Material for this task:
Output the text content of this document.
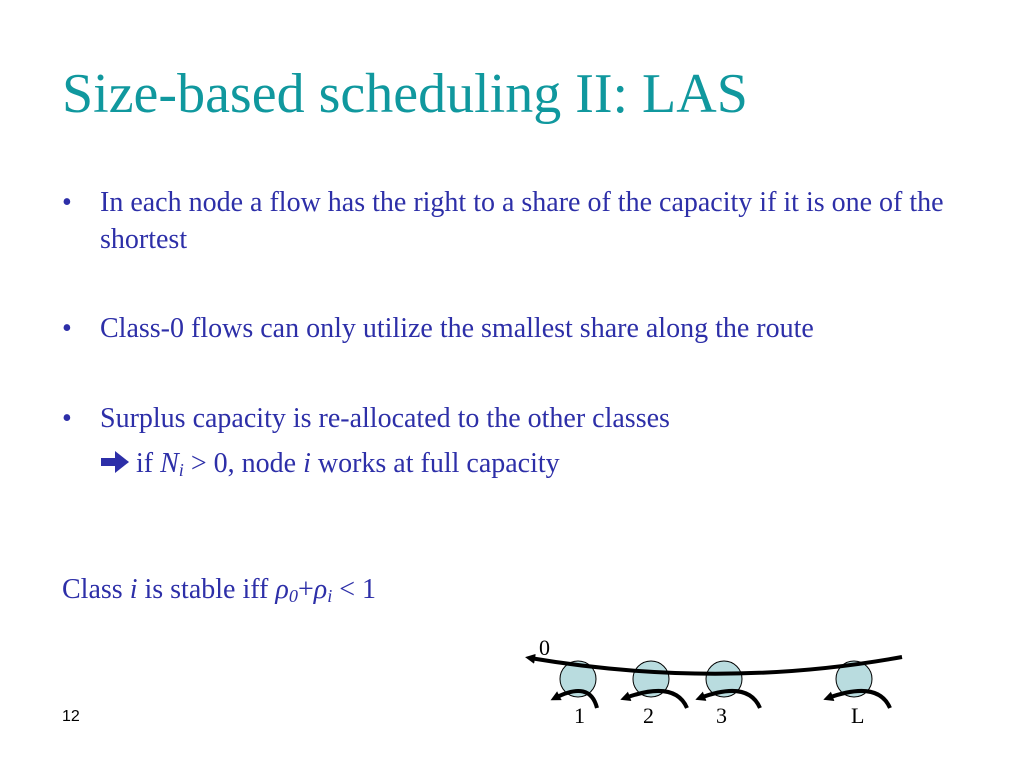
Size-based scheduling II: LAS
• In each node a flow has the right to a share of the capacity if it is one of the shortest
• Class-0 flows can only utilize the smallest share along the route
• Surplus capacity is re-allocated to the other classes
if $N_i > 0$, node i works at full capacity
Class i is stable iff $\rho_0+\rho_i < 1$
0
1	2	3	L
12
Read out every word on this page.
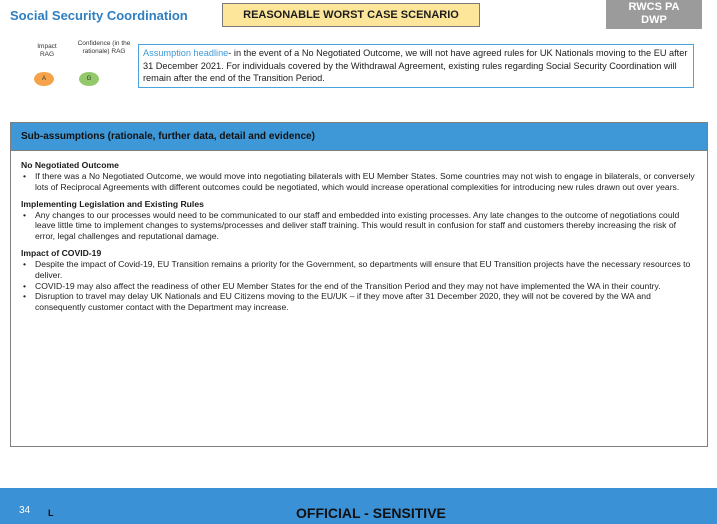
Social Security Coordination	REASONABLE WORST CASE SCENARIO
RWCS PA
DWP
Impact RAG
Confidence (in the rationale) RAG
A	G
Assumption headline- in the event of a No Negotiated Outcome, we will not have agreed rules for UK Nationals moving to the EU after 31 December 2021. For individuals covered by the Withdrawal Agreement, existing rules regarding Social Security Coordination will remain after the end of the Transition Period.
Sub-assumptions (rationale, further data, detail and evidence)
No Negotiated Outcome
• If there was a No Negotiated Outcome, we would move into negotiating bilaterals with EU Member States. Some countries may not wish to engage in bilaterals, or conversely lots of Reciprocal Agreements with different outcomes could be negotiated, which would increase operational complexities for introducing new rules drawn out over years.
Implementing Legislation and Existing Rules
• Any changes to our processes would need to be communicated to our staff and embedded into existing processes. Any late changes to the outcome of negotiations could leave little time to implement changes to systems/processes and deliver staff training. This would result in confusion for staff and customers thereby increasing the risk of error, legal challenges and reputational damage.
Impact of COVID-19
• Despite the impact of Covid-19, EU Transition remains a priority for the Government, so departments will ensure that EU Transition projects have the necessary resources to deliver.
• COVID-19 may also affect the readiness of other EU Member States for the end of the Transition Period and they may not have implemented the WA in their country.
• Disruption to travel may delay UK Nationals and EU Citizens moving to the EU/UK – if they move after 31 December 2020, they will not be covered by the WA and consequently customer contact with the Department may increase.
34 L	OFFICIAL - SENSITIVE
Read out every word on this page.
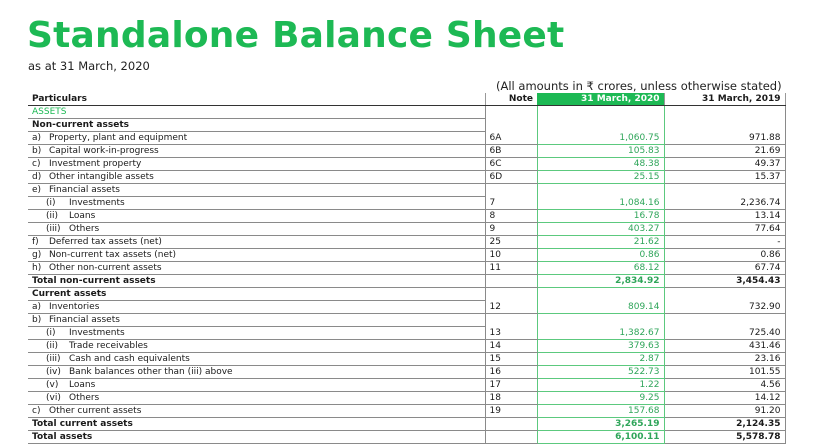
Standalone Balance Sheet
as at 31 March, 2020
(All amounts in ₹ crores, unless otherwise stated)
Particulars	Note	31 March, 2020	31 March, 2019
ASSETS			
Non-current assets			
a) Property, plant and equipment	6A	1,060.75	971.88
b) Capital work-in-progress	6B	105.83	21.69
c) Investment property	6C	48.38	49.37
d) Other intangible assets	6D	25.15	15.37
e) Financial assets			
(i) Investments	7	1,084.16	2,236.74
(ii) Loans	8	16.78	13.14
(iii) Others	9	403.27	77.64
f) Deferred tax assets (net)	25	21.62	-
g) Non-current tax assets (net)	10	0.86	0.86
h) Other non-current assets	11	68.12	67.74
Total non-current assets		2,834.92	3,454.43
Current assets			
a) Inventories	12	809.14	732.90
b) Financial assets			
(i) Investments	13	1,382.67	725.40
(ii) Trade receivables	14	379.63	431.46
(iii) Cash and cash equivalents	15	2.87	23.16
(iv) Bank balances other than (iii) above	16	522.73	101.55
(v) Loans	17	1.22	4.56
(vi) Others	18	9.25	14.12
c) Other current assets	19	157.68	91.20
Total current assets		3,265.19	2,124.35
Total assets		6,100.11	5,578.78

Request: Give only the number of lines in the listing above that include the string "into".

Output for this exercise: 2